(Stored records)
▼

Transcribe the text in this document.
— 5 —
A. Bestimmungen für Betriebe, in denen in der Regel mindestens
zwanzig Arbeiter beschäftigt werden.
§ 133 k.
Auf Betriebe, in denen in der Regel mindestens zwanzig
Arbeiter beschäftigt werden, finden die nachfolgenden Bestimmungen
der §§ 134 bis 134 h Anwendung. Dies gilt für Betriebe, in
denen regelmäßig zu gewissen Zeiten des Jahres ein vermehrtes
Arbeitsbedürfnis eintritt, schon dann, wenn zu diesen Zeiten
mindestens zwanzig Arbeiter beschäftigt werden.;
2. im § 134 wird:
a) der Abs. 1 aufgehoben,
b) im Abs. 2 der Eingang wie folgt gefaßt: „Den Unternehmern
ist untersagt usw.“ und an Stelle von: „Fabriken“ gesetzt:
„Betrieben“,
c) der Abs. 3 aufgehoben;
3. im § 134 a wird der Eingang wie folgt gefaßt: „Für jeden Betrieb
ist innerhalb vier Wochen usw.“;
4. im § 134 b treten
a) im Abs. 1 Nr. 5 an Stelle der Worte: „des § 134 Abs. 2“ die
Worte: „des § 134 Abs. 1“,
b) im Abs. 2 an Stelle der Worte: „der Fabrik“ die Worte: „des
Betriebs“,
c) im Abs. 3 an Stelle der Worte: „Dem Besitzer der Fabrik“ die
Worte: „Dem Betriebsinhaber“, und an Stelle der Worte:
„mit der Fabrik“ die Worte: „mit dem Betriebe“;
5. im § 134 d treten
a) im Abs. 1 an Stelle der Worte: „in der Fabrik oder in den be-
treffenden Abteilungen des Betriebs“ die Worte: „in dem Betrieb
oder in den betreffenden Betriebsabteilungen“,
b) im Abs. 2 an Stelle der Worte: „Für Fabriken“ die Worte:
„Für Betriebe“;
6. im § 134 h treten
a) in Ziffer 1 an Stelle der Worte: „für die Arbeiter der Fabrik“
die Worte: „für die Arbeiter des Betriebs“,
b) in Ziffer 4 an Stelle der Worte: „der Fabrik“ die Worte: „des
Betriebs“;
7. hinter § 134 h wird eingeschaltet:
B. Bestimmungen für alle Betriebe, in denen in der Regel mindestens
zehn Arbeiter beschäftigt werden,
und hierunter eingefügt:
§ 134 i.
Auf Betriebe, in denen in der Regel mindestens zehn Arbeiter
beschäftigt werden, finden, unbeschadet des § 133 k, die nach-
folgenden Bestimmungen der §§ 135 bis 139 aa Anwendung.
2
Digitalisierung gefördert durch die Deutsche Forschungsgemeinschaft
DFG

▲

» **WHAT YOU ARE ASKED TO DO**:
Which lines in the listing above hold the word "Stelle"? Show each of them.

» **SOLUTION TO THIS TASK**:
ist untersagt usw.“ und an Stelle von: „Fabriken“ gesetzt:
a) im Abs. 1 Nr. 5 an Stelle der Worte: „des § 134 Abs. 2“ die
b) im Abs. 2 an Stelle der Worte: „der Fabrik“ die Worte: „des
c) im Abs. 3 an Stelle der Worte: „Dem Besitzer der Fabrik“ die
Worte: „Dem Betriebsinhaber“, und an Stelle der Worte:
a) im Abs. 1 an Stelle der Worte: „in der Fabrik oder in den be-
b) im Abs. 2 an Stelle der Worte: „Für Fabriken“ die Worte:
a) in Ziffer 1 an Stelle der Worte: „für die Arbeiter der Fabrik“
b) in Ziffer 4 an Stelle der Worte: „der Fabrik“ die Worte: „des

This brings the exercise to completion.